SET PROBLEM –
Wherever a line holds the string "JSON", copy that line.

-.-.-

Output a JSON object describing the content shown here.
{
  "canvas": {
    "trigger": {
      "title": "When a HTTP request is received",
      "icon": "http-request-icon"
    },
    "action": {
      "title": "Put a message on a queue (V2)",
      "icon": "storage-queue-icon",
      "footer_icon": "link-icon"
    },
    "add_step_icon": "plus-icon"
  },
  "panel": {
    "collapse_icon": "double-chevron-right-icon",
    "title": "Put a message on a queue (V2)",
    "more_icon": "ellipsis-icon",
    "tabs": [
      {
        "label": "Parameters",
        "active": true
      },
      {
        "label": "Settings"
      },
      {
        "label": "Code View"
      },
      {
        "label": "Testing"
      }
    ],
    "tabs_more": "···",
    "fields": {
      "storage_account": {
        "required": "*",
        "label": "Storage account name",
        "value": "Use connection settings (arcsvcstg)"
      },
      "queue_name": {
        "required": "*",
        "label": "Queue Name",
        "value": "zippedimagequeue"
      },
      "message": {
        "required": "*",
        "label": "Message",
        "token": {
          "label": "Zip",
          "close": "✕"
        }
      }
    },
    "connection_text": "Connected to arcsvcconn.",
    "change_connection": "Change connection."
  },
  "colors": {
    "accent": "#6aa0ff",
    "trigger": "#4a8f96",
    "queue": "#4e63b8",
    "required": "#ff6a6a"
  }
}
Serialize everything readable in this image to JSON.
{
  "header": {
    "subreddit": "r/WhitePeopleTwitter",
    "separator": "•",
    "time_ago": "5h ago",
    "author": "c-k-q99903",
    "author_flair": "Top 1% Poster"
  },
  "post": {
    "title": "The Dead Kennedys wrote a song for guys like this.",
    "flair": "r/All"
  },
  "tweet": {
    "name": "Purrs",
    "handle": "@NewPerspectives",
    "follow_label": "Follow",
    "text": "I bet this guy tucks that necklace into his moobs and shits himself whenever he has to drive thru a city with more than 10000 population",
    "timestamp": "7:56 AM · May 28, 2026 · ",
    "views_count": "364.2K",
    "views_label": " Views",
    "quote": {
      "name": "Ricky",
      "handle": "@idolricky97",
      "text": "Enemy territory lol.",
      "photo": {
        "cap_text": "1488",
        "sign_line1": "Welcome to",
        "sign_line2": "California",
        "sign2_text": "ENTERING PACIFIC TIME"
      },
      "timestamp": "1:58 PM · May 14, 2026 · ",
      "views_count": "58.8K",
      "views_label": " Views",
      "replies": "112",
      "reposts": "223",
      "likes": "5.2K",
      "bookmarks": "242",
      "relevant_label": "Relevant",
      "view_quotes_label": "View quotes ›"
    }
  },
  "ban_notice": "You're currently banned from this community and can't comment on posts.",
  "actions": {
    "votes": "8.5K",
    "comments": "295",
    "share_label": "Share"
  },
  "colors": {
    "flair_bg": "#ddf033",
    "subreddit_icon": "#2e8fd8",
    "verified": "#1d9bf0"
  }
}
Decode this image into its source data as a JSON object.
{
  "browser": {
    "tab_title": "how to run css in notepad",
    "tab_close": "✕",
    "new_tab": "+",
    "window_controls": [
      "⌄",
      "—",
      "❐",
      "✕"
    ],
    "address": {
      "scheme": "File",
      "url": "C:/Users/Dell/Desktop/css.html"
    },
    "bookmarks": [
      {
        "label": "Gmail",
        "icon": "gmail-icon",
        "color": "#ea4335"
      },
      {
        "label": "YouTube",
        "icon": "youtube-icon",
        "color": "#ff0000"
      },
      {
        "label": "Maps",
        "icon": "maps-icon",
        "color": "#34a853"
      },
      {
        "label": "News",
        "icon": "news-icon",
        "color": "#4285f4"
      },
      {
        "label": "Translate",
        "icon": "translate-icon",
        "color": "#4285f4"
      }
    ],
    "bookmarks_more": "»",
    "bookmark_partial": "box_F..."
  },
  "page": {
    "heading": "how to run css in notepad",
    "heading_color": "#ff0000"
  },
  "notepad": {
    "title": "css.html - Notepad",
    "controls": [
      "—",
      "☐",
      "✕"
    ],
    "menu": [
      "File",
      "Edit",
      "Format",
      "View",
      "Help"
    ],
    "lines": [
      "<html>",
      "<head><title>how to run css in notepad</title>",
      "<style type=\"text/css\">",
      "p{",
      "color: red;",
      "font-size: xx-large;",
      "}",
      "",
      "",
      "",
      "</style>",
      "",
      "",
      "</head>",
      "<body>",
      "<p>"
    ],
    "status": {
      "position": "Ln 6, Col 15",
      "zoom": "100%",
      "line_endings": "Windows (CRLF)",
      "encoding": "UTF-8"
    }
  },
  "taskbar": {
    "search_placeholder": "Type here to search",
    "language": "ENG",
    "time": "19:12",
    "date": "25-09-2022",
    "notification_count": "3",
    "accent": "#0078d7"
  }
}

-.-.-

FINISHED TASK –
Output a JSON object describing the content shown here.
Serialize everything readable in this image to JSON.
Decode this image into its source data as a JSON object.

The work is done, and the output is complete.